"""

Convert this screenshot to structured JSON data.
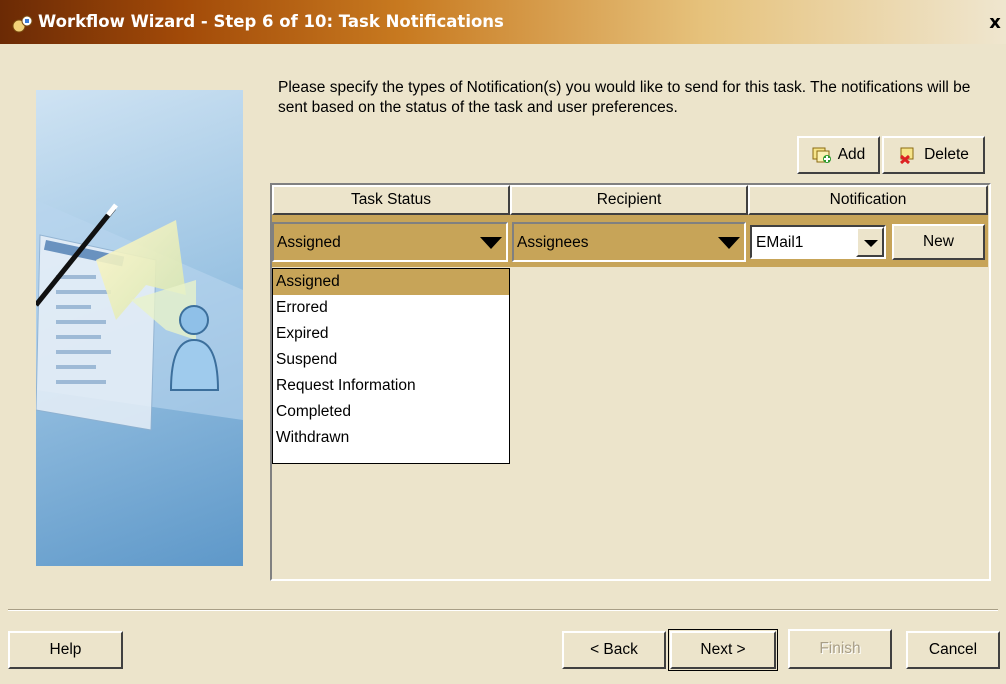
{
  "window": {
    "title": "Workflow Wizard - Step 6 of 10: Task Notifications",
    "close_label": "x"
  },
  "instructions": "Please specify the types of Notification(s) you would like to send for this task. The notifications will be sent based on the status of the task and user preferences.",
  "toolbar": {
    "add_label": "Add",
    "delete_label": "Delete"
  },
  "table": {
    "columns": [
      "Task Status",
      "Recipient",
      "Notification"
    ],
    "row": {
      "task_status": "Assigned",
      "recipient": "Assignees",
      "notification": "EMail1",
      "new_label": "New"
    }
  },
  "status_dropdown": {
    "options": [
      "Assigned",
      "Errored",
      "Expired",
      "Suspend",
      "Request Information",
      "Completed",
      "Withdrawn"
    ],
    "selected": "Assigned"
  },
  "footer": {
    "help_label": "Help",
    "back_label": "< Back",
    "next_label": "Next >",
    "finish_label": "Finish",
    "cancel_label": "Cancel"
  },
  "colors": {
    "background": "#ece4cb",
    "selection": "#c7a458",
    "title_dark": "#6b2a05"
  },
  "icons": {
    "title": "workflow-wizard-icon",
    "add": "add-notification-icon",
    "delete": "delete-notification-icon",
    "side_panel": "wizard-illustration"
  }
}
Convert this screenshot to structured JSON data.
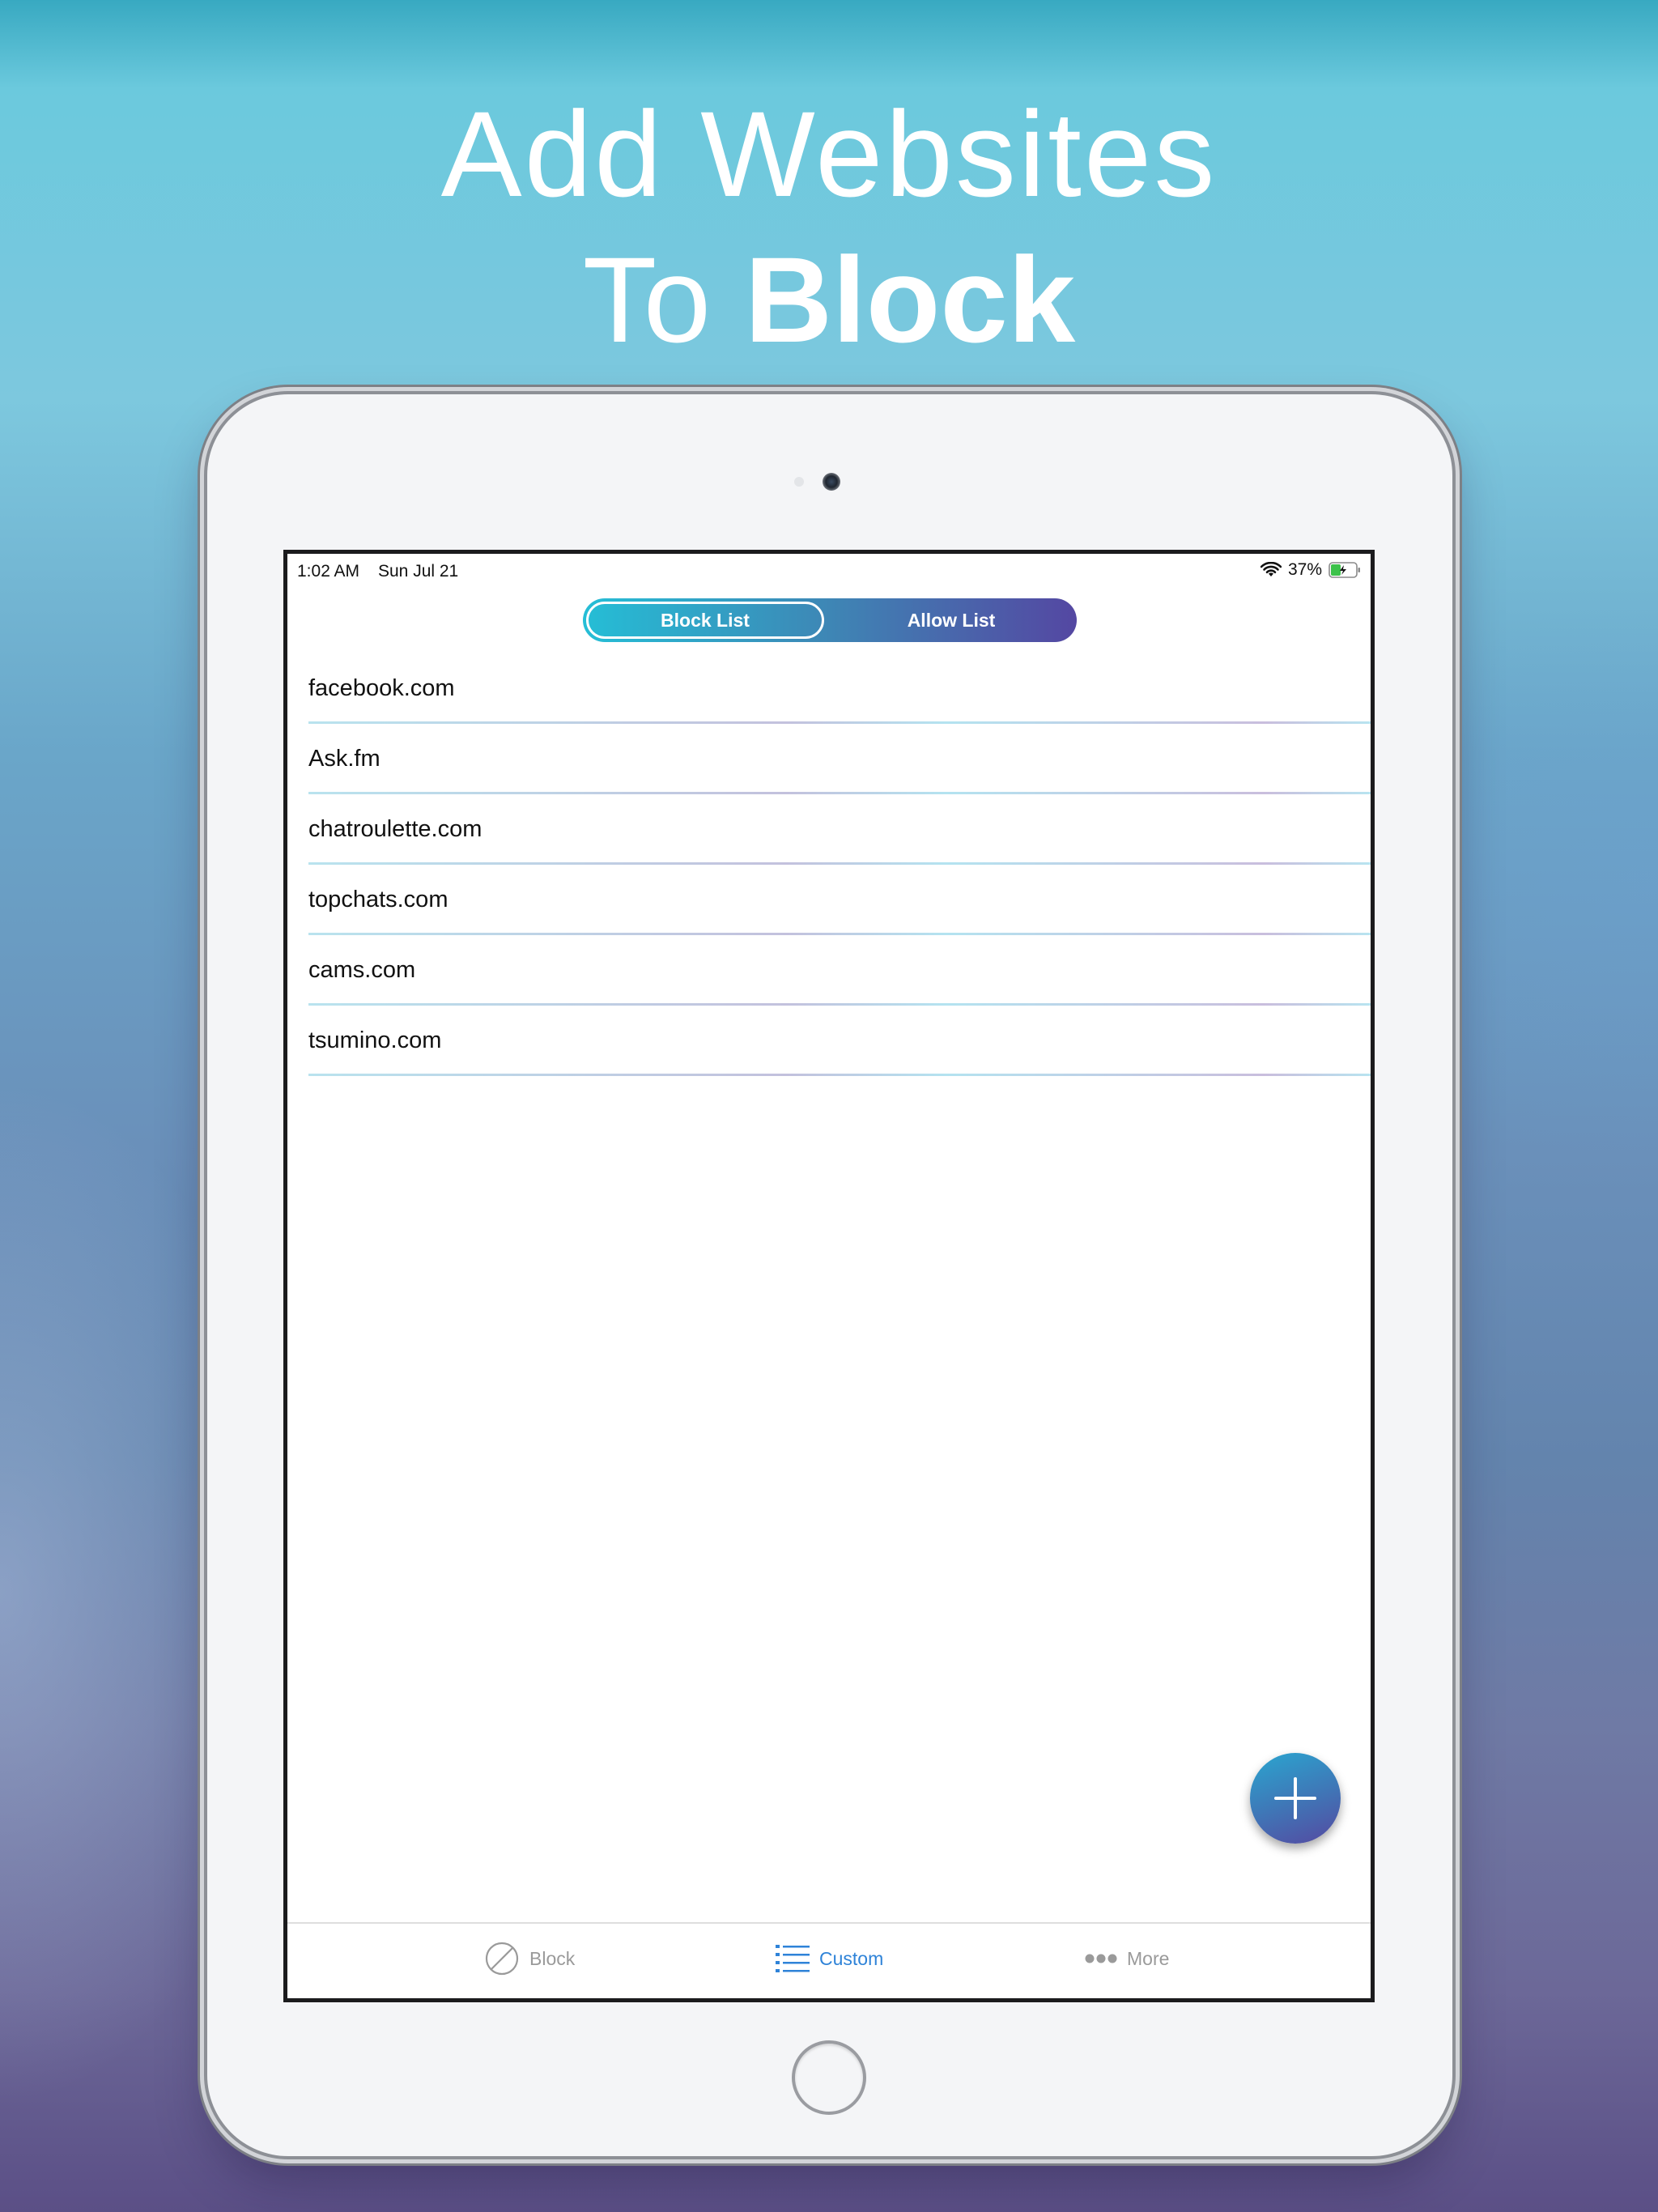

"""

_DIRECTIONS FOR THIS TASK_
Retype the whole listing exactly and leave the pictures out.

_CORRECT RESULT_
Convert this screenshot to structured JSON data.
{
  "window": {
    "title": "Workflow Wizard - Step 6 of 10: Task Notifications",
    "close_label": "x"
  },
  "instructions": "Please specify the types of Notification(s) you would like to send for this task. The notifications will be sent based on the status of the task and user preferences.",
  "toolbar": {
    "add_label": "Add",
    "delete_label": "Delete"
  },
  "table": {
    "columns": [
      "Task Status",
      "Recipient",
      "Notification"
    ],
    "row": {
      "task_status": "Assigned",
      "recipient": "Assignees",
      "notification": "EMail1",
      "new_label": "New"
    }
  },
  "status_dropdown": {
    "options": [
      "Assigned",
      "Errored",
      "Expired",
      "Suspend",
      "Request Information",
      "Completed",
      "Withdrawn"
    ],
    "selected": "Assigned"
  },
  "footer": {
    "help_label": "Help",
    "back_label": "< Back",
    "next_label": "Next >",
    "finish_label": "Finish",
    "cancel_label": "Cancel"
  },
  "colors": {
    "background": "#ece4cb",
    "selection": "#c7a458",
    "title_dark": "#6b2a05"
  },
  "icons": {
    "title": "workflow-wizard-icon",
    "add": "add-notification-icon",
    "delete": "delete-notification-icon",
    "side_panel": "wizard-illustration"
  }
}
Convert this screenshot to structured JSON data.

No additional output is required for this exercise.